- [Data records]
* * * * *
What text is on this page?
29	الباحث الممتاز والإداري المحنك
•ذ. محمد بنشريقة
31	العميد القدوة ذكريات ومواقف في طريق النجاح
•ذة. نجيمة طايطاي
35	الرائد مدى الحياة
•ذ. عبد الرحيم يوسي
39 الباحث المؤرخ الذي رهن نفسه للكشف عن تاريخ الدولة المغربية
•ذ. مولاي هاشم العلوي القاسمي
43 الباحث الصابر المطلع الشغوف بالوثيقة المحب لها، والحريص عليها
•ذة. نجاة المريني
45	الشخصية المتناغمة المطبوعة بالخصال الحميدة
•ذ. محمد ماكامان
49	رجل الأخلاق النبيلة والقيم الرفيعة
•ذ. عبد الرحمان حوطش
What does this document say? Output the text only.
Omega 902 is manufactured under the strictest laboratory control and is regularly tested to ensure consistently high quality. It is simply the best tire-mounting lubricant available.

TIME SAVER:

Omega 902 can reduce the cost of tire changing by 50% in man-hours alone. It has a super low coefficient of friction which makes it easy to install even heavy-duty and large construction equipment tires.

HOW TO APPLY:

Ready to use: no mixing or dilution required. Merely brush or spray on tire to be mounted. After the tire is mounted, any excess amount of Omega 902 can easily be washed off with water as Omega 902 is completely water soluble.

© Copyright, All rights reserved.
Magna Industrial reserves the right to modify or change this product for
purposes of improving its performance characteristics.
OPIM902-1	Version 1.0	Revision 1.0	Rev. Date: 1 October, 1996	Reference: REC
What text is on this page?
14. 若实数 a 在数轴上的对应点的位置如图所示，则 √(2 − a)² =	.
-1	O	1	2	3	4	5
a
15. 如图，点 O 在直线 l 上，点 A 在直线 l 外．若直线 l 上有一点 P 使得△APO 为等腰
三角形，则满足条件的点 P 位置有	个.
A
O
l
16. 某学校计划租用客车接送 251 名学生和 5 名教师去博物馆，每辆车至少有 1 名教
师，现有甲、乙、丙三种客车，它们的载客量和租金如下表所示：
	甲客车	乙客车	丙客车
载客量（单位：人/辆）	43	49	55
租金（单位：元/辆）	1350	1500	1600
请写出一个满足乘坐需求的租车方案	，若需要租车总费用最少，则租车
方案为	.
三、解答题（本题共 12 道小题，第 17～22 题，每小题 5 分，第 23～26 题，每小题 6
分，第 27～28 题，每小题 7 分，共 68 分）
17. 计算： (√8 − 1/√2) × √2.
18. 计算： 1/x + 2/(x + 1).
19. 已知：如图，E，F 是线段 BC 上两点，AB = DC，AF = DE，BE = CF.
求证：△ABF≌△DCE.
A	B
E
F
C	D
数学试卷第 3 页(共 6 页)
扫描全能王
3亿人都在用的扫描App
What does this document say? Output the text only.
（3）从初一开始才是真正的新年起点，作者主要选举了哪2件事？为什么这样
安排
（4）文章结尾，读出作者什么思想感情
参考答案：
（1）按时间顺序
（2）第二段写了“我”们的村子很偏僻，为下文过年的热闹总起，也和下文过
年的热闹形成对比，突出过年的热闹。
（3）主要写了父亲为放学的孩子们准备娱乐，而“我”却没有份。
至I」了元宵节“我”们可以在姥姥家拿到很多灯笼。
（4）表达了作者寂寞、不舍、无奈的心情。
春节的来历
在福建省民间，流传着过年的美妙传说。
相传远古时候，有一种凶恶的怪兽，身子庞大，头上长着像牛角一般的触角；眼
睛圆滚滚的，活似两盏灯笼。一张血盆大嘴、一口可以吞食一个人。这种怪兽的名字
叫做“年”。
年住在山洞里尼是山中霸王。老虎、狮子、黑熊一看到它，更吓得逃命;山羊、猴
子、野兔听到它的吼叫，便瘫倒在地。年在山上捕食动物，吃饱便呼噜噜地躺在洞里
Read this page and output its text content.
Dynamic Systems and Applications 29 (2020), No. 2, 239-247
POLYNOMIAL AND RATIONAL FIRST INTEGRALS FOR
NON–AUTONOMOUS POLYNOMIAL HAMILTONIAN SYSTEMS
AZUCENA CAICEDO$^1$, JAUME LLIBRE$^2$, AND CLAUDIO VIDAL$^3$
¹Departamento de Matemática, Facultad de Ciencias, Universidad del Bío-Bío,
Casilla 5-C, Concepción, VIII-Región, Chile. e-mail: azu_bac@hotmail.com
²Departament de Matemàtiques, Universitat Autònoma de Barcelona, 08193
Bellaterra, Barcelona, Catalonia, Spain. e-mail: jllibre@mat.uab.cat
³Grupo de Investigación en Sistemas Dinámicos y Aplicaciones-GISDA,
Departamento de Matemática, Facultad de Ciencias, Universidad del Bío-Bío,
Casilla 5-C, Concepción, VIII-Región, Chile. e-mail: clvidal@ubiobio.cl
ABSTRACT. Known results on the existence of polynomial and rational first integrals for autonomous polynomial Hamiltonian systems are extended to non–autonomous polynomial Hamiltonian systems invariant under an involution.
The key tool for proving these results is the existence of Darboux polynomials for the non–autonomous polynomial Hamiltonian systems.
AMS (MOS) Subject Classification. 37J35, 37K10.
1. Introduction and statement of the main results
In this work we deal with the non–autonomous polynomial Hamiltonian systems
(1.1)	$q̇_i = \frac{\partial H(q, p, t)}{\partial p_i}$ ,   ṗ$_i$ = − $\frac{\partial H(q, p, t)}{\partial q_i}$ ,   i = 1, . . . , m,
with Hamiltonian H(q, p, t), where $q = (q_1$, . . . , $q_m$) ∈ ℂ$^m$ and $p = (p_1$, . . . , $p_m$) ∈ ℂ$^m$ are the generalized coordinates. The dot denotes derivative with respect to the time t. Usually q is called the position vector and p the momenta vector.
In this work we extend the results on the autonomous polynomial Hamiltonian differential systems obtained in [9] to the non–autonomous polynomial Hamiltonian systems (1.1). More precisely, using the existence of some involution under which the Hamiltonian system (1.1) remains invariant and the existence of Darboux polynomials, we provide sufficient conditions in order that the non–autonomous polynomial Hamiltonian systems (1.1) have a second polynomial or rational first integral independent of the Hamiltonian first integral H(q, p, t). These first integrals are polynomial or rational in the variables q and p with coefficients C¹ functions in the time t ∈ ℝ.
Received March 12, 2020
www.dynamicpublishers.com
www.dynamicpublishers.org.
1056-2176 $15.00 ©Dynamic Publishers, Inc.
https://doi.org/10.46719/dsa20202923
* * * * *
Only the number is wanted: how many lines of the material above include the word "Ciencias"?

2